■ **SHORT TASK**
Transcribe the entries that follow exactly as they appear, minus pictures.

■ **GIVEN RECORDS**
------------------------------------------------
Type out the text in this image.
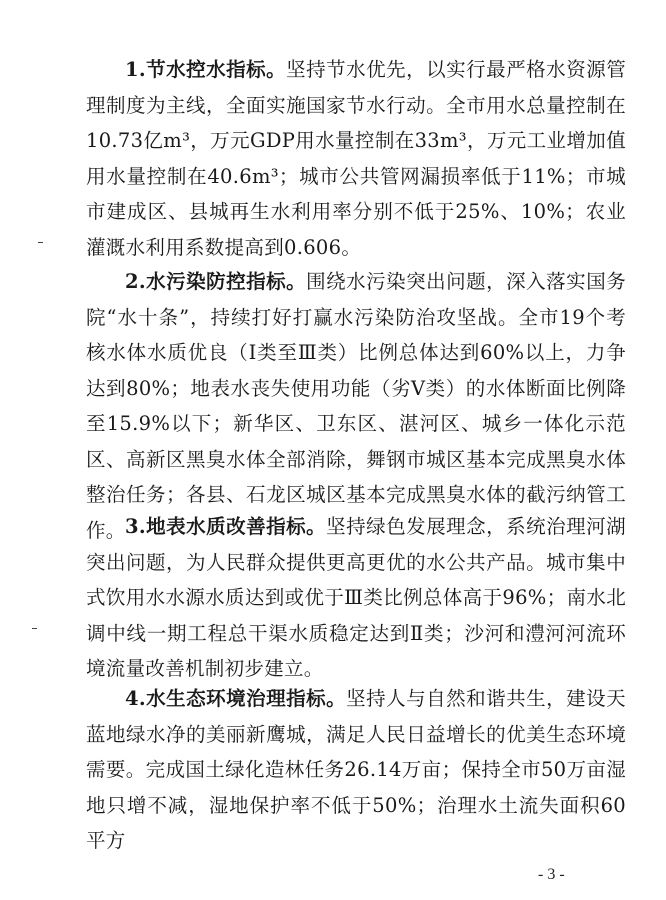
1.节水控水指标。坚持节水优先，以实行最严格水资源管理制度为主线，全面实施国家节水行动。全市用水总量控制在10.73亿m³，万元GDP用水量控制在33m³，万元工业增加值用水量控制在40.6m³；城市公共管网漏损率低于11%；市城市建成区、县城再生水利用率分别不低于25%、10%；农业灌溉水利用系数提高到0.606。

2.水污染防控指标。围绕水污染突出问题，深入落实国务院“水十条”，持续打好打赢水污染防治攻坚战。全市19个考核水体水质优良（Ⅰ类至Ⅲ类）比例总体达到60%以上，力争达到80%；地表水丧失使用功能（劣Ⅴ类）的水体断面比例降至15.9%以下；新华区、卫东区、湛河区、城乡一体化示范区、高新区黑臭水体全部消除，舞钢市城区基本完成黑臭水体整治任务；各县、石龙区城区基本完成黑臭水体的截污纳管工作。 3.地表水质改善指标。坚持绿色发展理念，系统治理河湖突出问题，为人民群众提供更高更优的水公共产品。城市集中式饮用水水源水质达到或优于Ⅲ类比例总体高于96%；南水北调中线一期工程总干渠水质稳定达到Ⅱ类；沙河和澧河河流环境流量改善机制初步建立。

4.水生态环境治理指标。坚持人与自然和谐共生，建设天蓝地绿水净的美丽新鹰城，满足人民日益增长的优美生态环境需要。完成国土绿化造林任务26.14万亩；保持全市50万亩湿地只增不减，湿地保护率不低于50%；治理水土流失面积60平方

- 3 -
------------------------------------------------
■ **ANSWER TO THE TASK**
Type out the text in this image.
1.节水控水指标。坚持节水优先，以实行最严格水资源管理制度为主线，全面实施国家节水行动。全市用水总量控制在10.73亿m³，万元GDP用水量控制在33m³，万元工业增加值用水量控制在40.6m³；城市公共管网漏损率低于11%；市城市建成区、县城再生水利用率分别不低于25%、10%；农业灌溉水利用系数提高到0.606。

2.水污染防控指标。围绕水污染突出问题，深入落实国务院“水十条”，持续打好打赢水污染防治攻坚战。全市19个考核水体水质优良（Ⅰ类至Ⅲ类）比例总体达到60%以上，力争达到80%；地表水丧失使用功能（劣Ⅴ类）的水体断面比例降至15.9%以下；新华区、卫东区、湛河区、城乡一体化示范区、高新区黑臭水体全部消除，舞钢市城区基本完成黑臭水体整治任务；各县、石龙区城区基本完成黑臭水体的截污纳管工作。 3.地表水质改善指标。坚持绿色发展理念，系统治理河湖突出问题，为人民群众提供更高更优的水公共产品。城市集中式饮用水水源水质达到或优于Ⅲ类比例总体高于96%；南水北调中线一期工程总干渠水质稳定达到Ⅱ类；沙河和澧河河流环境流量改善机制初步建立。

4.水生态环境治理指标。坚持人与自然和谐共生，建设天蓝地绿水净的美丽新鹰城，满足人民日益增长的优美生态环境需要。完成国土绿化造林任务26.14万亩；保持全市50万亩湿地只增不减，湿地保护率不低于50%；治理水土流失面积60平方

- 3 -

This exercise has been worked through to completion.